_Data entries_
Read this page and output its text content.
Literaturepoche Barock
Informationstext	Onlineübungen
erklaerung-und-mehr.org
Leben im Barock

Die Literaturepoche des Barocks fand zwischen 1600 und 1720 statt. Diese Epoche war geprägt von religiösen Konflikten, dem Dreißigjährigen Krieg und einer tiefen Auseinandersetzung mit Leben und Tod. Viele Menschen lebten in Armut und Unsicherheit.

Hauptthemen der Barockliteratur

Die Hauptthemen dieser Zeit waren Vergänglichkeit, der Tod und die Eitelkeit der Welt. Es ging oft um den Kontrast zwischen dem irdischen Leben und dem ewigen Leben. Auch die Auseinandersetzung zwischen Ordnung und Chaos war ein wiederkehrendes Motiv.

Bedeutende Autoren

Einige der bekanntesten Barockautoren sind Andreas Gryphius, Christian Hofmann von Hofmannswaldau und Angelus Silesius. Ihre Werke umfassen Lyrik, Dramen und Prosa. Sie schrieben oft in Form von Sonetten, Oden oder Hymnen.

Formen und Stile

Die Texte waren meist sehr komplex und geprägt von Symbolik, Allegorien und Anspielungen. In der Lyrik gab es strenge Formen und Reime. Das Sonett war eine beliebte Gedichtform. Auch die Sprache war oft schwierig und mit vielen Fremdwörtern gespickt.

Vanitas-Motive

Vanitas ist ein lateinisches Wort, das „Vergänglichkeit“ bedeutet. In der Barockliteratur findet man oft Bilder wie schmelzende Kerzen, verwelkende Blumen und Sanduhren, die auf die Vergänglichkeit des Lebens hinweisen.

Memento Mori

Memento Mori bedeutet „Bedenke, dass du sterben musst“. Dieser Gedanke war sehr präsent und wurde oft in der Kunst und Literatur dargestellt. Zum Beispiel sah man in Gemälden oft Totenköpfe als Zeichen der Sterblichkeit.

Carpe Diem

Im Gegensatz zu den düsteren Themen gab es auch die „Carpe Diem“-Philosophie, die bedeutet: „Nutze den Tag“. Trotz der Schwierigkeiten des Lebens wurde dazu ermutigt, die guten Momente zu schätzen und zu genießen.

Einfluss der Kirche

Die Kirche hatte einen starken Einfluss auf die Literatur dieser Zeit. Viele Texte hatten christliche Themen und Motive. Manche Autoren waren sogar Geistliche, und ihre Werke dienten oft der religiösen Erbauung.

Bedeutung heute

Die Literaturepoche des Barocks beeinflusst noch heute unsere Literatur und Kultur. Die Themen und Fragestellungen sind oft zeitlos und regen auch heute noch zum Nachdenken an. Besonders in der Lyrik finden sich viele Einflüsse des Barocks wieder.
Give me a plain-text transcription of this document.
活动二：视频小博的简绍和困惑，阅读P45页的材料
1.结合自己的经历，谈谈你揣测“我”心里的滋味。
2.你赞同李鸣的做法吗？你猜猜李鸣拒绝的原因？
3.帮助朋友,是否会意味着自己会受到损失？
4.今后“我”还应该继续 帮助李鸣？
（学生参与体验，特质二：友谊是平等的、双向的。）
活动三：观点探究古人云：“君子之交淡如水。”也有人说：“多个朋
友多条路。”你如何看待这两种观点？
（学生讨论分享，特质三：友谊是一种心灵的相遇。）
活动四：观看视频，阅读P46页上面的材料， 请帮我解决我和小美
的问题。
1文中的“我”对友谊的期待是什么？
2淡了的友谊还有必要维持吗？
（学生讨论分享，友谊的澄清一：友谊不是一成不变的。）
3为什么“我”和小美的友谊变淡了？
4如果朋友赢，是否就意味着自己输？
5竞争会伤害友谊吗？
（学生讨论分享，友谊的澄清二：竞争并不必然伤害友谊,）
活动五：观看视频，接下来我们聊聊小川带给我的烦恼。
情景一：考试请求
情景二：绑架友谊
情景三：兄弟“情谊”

_What is expected_
Show all lines in the entries above where the word "waren" appears.

_Exercise result_
Die Hauptthemen dieser Zeit waren Vergänglichkeit, der Tod und die Eitelkeit der Welt. Es ging oft um den Kontrast zwischen dem irdischen Leben und dem ewigen Leben. Auch die Auseinandersetzung zwischen Ordnung und Chaos war ein wiederkehrendes Motiv.
Die Texte waren meist sehr komplex und geprägt von Symbolik, Allegorien und Anspielungen. In der Lyrik gab es strenge Formen und Reime. Das Sonett war eine beliebte Gedichtform. Auch die Sprache war oft schwierig und mit vielen Fremdwörtern gespickt.
Die Kirche hatte einen starken Einfluss auf die Literatur dieser Zeit. Viele Texte hatten christliche Themen und Motive. Manche Autoren waren sogar Geistliche, und ihre Werke dienten oft der religiösen Erbauung.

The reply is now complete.